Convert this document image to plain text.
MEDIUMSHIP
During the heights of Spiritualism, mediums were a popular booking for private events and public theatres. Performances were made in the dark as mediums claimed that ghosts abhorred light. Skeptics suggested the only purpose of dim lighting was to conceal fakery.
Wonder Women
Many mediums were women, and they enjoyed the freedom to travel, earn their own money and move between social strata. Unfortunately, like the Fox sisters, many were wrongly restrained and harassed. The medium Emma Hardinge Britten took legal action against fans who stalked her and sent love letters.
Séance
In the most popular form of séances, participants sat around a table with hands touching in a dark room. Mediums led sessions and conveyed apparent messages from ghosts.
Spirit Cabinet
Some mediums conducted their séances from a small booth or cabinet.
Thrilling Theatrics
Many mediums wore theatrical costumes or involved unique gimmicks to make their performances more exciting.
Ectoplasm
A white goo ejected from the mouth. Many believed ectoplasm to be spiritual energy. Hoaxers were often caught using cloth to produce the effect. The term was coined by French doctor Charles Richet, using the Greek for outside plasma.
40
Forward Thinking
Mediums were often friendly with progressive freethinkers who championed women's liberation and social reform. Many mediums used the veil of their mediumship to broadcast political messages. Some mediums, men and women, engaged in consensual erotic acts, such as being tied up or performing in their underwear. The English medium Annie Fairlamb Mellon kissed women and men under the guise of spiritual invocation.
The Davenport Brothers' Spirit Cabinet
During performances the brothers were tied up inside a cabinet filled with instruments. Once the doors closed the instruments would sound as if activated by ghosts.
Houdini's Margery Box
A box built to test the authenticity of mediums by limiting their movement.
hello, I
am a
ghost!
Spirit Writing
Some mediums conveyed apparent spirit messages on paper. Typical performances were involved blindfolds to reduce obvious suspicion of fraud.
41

————————

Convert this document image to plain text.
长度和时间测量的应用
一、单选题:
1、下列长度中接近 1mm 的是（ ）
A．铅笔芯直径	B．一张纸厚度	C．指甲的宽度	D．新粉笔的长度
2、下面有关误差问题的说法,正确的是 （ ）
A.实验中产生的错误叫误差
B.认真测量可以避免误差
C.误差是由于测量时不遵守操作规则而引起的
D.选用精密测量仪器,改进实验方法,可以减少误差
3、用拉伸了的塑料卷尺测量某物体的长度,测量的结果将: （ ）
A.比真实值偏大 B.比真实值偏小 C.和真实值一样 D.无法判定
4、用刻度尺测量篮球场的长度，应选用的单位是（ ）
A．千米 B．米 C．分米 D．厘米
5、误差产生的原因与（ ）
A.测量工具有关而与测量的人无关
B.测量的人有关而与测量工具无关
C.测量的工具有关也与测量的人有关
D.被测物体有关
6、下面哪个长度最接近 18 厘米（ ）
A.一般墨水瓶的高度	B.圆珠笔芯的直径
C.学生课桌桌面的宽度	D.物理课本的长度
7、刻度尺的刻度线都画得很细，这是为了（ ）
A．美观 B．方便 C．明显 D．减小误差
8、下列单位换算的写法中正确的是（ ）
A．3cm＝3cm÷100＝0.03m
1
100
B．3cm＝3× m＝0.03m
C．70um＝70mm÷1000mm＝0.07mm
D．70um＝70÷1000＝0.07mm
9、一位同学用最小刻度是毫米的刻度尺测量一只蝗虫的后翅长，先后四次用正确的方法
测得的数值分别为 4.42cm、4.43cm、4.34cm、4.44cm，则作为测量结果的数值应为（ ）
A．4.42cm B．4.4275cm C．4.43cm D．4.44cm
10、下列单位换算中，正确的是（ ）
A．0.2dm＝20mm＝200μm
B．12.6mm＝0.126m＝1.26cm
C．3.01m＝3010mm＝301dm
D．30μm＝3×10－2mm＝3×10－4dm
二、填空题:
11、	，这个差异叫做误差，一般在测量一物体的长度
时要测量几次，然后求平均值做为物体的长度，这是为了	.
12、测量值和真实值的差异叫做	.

————————

[EXERCISE DESCRIPTION]: Search the lines above for the string "conveyed" and copy each line that has it.

[ANSWER]:
In the most popular form of séances, participants sat around a table with hands touching in a dark room. Mediums led sessions and conveyed apparent messages from ghosts.
Some mediums conveyed apparent spirit messages on paper. Typical performances were involved blindfolds to reduce obvious suspicion of fraud.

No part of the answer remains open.